SHORT EXERCISE >> Copy out lines with the word "Langkah" from the material that follows.

Start DATASET EXCERPTS

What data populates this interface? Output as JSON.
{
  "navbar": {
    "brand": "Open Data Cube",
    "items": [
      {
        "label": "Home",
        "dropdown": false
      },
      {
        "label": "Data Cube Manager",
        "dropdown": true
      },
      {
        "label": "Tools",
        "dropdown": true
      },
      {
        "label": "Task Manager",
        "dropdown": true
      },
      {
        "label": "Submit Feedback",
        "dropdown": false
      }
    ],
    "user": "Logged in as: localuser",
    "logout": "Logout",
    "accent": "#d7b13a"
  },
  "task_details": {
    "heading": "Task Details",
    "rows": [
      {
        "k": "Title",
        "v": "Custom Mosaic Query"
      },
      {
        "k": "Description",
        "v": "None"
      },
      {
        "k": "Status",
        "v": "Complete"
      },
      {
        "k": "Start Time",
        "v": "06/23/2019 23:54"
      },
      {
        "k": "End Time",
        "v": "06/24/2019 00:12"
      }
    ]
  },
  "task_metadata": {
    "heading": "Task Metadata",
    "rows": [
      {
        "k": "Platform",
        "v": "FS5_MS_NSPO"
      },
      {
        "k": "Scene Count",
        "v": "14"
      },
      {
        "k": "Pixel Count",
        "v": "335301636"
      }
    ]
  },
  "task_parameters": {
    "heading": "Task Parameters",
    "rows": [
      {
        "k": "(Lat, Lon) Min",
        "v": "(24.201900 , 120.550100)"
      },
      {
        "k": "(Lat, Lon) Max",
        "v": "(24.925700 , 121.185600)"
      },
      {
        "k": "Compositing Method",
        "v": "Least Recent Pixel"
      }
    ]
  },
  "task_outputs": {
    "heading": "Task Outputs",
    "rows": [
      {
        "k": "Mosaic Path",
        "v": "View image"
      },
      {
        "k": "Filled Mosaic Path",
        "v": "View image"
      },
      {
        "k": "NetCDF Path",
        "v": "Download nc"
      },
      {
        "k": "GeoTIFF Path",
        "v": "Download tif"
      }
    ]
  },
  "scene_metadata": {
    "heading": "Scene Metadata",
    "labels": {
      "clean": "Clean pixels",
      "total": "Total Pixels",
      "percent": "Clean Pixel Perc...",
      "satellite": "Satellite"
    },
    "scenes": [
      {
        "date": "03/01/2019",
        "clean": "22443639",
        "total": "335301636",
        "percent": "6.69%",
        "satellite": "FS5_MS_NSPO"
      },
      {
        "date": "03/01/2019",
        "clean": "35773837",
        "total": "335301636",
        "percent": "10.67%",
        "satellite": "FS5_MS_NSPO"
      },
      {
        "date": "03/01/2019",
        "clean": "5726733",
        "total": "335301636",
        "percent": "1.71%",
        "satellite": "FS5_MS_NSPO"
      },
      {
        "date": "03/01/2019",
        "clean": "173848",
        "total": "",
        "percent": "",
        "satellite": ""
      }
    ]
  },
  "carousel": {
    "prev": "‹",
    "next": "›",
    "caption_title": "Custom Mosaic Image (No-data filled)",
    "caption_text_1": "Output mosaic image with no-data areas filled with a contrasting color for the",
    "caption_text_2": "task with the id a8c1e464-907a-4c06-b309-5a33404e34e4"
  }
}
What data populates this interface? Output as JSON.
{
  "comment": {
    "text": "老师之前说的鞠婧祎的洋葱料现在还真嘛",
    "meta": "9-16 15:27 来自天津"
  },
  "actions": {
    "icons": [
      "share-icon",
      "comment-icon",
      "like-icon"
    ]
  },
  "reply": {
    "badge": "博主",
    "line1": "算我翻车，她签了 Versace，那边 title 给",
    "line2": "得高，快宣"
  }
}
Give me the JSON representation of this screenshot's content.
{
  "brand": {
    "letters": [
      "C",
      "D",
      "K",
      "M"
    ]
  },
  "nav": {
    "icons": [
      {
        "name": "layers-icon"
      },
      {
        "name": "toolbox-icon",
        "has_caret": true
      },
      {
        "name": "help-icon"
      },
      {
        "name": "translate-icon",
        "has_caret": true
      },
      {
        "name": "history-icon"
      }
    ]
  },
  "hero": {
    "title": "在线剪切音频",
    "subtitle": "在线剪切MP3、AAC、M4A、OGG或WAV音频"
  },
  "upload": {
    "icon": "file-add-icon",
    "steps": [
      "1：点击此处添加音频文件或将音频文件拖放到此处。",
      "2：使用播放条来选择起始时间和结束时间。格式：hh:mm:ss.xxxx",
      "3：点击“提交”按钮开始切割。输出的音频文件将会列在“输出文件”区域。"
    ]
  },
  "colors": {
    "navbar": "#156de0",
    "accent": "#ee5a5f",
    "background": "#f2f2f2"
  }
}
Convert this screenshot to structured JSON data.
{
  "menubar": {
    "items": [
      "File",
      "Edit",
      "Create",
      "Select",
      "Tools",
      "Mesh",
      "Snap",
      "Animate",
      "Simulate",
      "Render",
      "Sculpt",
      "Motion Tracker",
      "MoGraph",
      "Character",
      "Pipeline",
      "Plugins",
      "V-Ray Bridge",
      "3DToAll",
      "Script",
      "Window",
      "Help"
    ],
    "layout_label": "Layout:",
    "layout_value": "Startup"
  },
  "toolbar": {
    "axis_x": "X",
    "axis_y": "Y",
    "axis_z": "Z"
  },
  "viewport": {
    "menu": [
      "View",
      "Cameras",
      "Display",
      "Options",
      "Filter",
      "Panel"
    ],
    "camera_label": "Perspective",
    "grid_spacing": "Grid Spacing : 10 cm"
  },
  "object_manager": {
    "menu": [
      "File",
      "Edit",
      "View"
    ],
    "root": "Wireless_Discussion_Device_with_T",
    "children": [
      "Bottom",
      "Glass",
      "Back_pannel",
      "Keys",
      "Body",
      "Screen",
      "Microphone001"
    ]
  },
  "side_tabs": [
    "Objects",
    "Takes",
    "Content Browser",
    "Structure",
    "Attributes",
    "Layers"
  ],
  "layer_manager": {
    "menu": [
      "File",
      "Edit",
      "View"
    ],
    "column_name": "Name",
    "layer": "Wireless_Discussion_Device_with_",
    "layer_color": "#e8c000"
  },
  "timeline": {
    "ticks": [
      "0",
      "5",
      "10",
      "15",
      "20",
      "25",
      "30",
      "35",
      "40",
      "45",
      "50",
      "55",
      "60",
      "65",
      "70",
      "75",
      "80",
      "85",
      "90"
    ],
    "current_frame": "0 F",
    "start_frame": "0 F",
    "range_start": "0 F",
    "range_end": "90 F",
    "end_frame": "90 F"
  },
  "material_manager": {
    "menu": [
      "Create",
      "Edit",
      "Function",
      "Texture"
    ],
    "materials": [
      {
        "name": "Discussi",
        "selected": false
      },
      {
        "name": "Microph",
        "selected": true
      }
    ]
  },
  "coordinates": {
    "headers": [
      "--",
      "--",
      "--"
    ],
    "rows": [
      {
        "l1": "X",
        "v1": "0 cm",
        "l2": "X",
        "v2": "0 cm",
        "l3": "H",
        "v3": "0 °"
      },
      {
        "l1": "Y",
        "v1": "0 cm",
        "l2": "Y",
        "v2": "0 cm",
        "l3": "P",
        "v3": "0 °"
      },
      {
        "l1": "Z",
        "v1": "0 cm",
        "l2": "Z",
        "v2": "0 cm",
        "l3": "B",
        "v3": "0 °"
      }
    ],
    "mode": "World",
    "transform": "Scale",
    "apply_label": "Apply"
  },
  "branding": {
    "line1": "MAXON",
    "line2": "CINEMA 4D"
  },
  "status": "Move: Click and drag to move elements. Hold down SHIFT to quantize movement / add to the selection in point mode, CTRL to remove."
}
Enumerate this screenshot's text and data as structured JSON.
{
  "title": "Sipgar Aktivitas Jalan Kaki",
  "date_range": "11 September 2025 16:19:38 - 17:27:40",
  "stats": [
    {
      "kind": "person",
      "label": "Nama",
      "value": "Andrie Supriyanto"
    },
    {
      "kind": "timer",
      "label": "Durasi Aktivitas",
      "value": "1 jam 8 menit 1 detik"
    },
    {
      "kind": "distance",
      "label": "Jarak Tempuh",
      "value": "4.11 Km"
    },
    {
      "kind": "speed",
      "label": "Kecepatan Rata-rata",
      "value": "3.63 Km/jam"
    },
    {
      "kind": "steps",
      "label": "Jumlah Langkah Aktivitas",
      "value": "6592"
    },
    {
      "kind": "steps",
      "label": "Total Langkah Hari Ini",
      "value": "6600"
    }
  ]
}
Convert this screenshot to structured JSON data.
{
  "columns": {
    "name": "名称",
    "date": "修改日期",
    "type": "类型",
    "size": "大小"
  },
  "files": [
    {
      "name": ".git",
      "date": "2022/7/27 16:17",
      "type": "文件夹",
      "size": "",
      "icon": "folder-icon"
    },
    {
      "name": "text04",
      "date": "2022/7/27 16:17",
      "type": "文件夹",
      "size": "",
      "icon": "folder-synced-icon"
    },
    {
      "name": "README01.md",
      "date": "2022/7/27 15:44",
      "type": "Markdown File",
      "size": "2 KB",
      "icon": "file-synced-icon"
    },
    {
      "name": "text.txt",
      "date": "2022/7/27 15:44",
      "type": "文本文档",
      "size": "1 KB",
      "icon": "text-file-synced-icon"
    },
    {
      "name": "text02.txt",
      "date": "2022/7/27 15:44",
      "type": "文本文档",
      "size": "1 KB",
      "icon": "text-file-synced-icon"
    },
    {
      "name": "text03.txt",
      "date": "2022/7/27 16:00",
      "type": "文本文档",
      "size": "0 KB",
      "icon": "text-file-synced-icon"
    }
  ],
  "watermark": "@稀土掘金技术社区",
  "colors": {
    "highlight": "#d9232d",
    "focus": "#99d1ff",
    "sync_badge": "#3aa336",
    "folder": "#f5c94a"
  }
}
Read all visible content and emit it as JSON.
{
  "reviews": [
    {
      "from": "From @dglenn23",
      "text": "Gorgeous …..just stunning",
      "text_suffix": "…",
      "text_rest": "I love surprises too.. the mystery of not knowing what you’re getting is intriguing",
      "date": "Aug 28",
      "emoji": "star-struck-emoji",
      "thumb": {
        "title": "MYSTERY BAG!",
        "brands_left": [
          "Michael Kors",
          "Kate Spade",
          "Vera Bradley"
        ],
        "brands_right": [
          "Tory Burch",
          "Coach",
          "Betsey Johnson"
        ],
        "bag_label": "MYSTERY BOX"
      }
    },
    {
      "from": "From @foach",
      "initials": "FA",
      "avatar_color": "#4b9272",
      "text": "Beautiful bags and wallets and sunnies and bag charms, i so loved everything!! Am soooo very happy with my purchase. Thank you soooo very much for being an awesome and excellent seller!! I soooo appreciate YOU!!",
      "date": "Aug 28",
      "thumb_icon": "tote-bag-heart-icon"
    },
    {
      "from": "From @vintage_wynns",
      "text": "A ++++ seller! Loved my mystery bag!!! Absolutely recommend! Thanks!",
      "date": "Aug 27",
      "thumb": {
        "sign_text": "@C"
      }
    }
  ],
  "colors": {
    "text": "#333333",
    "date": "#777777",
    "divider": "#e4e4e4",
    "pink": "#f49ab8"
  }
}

End DATASET EXCERPTS

ANSWER TO THE PROBLEM >>
      "label": "Jumlah Langkah Aktivitas",
      "label": "Total Langkah Hari Ini",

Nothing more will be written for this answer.